> **Data provided**:
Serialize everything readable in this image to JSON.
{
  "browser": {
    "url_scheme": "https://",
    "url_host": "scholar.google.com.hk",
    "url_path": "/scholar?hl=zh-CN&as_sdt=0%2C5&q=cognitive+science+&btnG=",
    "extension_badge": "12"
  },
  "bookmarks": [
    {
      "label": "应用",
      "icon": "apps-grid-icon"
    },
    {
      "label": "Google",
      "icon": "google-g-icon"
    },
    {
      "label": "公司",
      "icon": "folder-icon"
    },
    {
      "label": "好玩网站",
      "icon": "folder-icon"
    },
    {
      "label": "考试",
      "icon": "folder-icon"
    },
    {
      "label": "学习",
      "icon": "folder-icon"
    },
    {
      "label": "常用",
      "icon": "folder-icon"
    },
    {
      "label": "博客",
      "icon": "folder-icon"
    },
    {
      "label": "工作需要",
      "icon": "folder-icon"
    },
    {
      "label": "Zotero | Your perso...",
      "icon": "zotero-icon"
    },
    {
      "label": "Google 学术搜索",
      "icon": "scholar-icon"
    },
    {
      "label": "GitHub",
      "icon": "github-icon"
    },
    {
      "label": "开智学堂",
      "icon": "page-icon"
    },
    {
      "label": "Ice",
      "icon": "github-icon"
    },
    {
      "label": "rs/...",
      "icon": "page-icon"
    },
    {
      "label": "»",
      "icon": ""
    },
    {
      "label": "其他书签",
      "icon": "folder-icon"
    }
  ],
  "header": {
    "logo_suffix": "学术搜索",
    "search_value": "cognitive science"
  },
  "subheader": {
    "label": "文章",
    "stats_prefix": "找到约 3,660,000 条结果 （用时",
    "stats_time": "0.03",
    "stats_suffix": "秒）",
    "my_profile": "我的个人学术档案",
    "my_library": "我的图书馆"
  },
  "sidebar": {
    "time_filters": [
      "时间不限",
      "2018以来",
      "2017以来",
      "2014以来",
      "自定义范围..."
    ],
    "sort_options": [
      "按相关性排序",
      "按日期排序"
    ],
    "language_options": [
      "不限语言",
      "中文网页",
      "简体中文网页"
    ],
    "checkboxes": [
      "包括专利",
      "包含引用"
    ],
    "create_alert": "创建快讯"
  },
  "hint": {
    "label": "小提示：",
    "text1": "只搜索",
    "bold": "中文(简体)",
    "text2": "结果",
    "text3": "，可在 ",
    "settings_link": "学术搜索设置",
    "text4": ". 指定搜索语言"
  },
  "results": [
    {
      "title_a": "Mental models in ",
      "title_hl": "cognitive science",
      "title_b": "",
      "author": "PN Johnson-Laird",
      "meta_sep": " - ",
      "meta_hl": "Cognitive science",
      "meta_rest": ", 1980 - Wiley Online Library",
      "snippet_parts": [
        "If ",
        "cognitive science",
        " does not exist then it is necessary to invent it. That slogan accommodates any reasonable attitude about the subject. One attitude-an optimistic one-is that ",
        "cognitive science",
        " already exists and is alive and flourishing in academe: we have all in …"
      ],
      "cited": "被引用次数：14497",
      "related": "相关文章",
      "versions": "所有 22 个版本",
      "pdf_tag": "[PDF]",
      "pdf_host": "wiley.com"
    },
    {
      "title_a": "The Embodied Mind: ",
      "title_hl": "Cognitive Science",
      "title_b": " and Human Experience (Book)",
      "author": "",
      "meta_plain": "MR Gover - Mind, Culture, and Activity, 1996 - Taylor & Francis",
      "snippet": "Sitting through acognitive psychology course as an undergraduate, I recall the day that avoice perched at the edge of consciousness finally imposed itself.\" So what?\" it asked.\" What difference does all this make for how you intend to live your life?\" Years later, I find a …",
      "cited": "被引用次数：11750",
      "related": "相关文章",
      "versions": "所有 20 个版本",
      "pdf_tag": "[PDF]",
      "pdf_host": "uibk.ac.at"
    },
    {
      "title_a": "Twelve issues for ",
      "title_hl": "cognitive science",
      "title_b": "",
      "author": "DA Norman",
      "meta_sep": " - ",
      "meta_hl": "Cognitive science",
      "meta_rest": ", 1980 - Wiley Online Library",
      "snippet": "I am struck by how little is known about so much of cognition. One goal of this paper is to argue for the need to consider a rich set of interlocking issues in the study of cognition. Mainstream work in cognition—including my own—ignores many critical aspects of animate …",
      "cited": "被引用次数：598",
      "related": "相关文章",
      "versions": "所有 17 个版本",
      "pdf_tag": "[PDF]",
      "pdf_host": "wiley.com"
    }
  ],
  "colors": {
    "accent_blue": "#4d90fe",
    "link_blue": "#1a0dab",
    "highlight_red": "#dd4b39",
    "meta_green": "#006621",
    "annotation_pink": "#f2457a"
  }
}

> **To do**: In the records above, how many lines contain the word "scholar"? Give the number alone.

> **Output of the task**: 3